# [Directions]
The records below are to be quoted in full; please keep every word exact.

# [Input rows]
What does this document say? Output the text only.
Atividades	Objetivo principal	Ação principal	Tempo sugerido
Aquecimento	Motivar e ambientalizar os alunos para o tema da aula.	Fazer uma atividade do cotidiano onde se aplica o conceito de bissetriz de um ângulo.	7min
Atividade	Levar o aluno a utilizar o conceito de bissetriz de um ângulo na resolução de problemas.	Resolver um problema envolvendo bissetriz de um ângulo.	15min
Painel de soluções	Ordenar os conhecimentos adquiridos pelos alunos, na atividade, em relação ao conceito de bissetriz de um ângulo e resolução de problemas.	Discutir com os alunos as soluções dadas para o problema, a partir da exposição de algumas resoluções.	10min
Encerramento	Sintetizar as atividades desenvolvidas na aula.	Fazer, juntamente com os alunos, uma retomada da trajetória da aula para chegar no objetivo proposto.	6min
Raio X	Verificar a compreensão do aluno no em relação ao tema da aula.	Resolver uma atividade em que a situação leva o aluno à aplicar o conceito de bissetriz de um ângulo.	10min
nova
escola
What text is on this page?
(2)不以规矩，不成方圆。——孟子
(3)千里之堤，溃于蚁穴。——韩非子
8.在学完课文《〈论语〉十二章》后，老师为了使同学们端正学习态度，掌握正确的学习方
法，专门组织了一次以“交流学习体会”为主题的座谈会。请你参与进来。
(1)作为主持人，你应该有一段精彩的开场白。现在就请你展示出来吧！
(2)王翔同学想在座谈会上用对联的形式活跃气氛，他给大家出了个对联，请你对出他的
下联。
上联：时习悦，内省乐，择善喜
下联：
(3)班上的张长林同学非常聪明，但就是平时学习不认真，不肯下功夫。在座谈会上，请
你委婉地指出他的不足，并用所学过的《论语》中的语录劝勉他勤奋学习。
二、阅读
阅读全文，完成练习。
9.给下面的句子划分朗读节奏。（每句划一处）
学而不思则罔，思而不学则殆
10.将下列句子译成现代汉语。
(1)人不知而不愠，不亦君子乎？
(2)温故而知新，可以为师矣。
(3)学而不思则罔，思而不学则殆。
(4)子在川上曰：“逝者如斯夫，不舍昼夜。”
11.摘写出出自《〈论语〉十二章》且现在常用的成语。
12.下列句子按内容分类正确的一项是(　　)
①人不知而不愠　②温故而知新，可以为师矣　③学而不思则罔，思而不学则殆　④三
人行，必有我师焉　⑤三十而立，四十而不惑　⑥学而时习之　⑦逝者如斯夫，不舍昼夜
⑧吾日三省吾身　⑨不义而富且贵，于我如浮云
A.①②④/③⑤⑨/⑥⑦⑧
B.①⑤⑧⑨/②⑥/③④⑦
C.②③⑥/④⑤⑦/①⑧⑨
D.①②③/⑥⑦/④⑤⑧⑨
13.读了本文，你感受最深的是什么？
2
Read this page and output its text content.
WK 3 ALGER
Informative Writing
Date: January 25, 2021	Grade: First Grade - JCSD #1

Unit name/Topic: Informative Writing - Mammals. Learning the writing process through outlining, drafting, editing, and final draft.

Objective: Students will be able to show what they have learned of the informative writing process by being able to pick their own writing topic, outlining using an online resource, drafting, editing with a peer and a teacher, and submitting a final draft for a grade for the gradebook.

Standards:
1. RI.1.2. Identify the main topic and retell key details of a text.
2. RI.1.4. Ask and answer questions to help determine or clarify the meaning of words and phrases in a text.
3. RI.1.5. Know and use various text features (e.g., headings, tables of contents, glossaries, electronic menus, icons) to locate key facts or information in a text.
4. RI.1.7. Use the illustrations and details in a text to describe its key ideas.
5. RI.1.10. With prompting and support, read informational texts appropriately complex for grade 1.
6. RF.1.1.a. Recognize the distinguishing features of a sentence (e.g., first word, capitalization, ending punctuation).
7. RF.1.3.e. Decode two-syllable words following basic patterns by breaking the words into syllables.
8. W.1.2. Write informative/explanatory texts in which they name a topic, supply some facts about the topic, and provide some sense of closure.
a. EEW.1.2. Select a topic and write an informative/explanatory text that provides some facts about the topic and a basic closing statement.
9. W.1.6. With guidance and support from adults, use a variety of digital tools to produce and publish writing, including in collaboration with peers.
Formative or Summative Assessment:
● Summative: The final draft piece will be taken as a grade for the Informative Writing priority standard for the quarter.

# [Result for this task]
What does this document say? Output the text only.
Atividades	Objetivo principal	Ação principal	Tempo sugerido
Aquecimento	Motivar e ambientalizar os alunos para o tema da aula.	Fazer uma atividade do cotidiano onde se aplica o conceito de bissetriz de um ângulo.	7min
Atividade	Levar o aluno a utilizar o conceito de bissetriz de um ângulo na resolução de problemas.	Resolver um problema envolvendo bissetriz de um ângulo.	15min
Painel de soluções	Ordenar os conhecimentos adquiridos pelos alunos, na atividade, em relação ao conceito de bissetriz de um ângulo e resolução de problemas.	Discutir com os alunos as soluções dadas para o problema, a partir da exposição de algumas resoluções.	10min
Encerramento	Sintetizar as atividades desenvolvidas na aula.	Fazer, juntamente com os alunos, uma retomada da trajetória da aula para chegar no objetivo proposto.	6min
Raio X	Verificar a compreensão do aluno no em relação ao tema da aula.	Resolver uma atividade em que a situação leva o aluno à aplicar o conceito de bissetriz de um ângulo.	10min
nova
escola
What text is on this page?
(2)不以规矩，不成方圆。——孟子
(3)千里之堤，溃于蚁穴。——韩非子
8.在学完课文《〈论语〉十二章》后，老师为了使同学们端正学习态度，掌握正确的学习方
法，专门组织了一次以“交流学习体会”为主题的座谈会。请你参与进来。
(1)作为主持人，你应该有一段精彩的开场白。现在就请你展示出来吧！
(2)王翔同学想在座谈会上用对联的形式活跃气氛，他给大家出了个对联，请你对出他的
下联。
上联：时习悦，内省乐，择善喜
下联：
(3)班上的张长林同学非常聪明，但就是平时学习不认真，不肯下功夫。在座谈会上，请
你委婉地指出他的不足，并用所学过的《论语》中的语录劝勉他勤奋学习。
二、阅读
阅读全文，完成练习。
9.给下面的句子划分朗读节奏。（每句划一处）
学而不思则罔，思而不学则殆
10.将下列句子译成现代汉语。
(1)人不知而不愠，不亦君子乎？
(2)温故而知新，可以为师矣。
(3)学而不思则罔，思而不学则殆。
(4)子在川上曰：“逝者如斯夫，不舍昼夜。”
11.摘写出出自《〈论语〉十二章》且现在常用的成语。
12.下列句子按内容分类正确的一项是(　　)
①人不知而不愠　②温故而知新，可以为师矣　③学而不思则罔，思而不学则殆　④三
人行，必有我师焉　⑤三十而立，四十而不惑　⑥学而时习之　⑦逝者如斯夫，不舍昼夜
⑧吾日三省吾身　⑨不义而富且贵，于我如浮云
A.①②④/③⑤⑨/⑥⑦⑧
B.①⑤⑧⑨/②⑥/③④⑦
C.②③⑥/④⑤⑦/①⑧⑨
D.①②③/⑥⑦/④⑤⑧⑨
13.读了本文，你感受最深的是什么？
2
Read this page and output its text content.
WK 3 ALGER
Informative Writing
Date: January 25, 2021	Grade: First Grade - JCSD #1

Unit name/Topic: Informative Writing - Mammals. Learning the writing process through outlining, drafting, editing, and final draft.

Objective: Students will be able to show what they have learned of the informative writing process by being able to pick their own writing topic, outlining using an online resource, drafting, editing with a peer and a teacher, and submitting a final draft for a grade for the gradebook.

Standards:
1. RI.1.2. Identify the main topic and retell key details of a text.
2. RI.1.4. Ask and answer questions to help determine or clarify the meaning of words and phrases in a text.
3. RI.1.5. Know and use various text features (e.g., headings, tables of contents, glossaries, electronic menus, icons) to locate key facts or information in a text.
4. RI.1.7. Use the illustrations and details in a text to describe its key ideas.
5. RI.1.10. With prompting and support, read informational texts appropriately complex for grade 1.
6. RF.1.1.a. Recognize the distinguishing features of a sentence (e.g., first word, capitalization, ending punctuation).
7. RF.1.3.e. Decode two-syllable words following basic patterns by breaking the words into syllables.
8. W.1.2. Write informative/explanatory texts in which they name a topic, supply some facts about the topic, and provide some sense of closure.
a. EEW.1.2. Select a topic and write an informative/explanatory text that provides some facts about the topic and a basic closing statement.
9. W.1.6. With guidance and support from adults, use a variety of digital tools to produce and publish writing, including in collaboration with peers.
Formative or Summative Assessment:
● Summative: The final draft piece will be taken as a grade for the Informative Writing priority standard for the quarter.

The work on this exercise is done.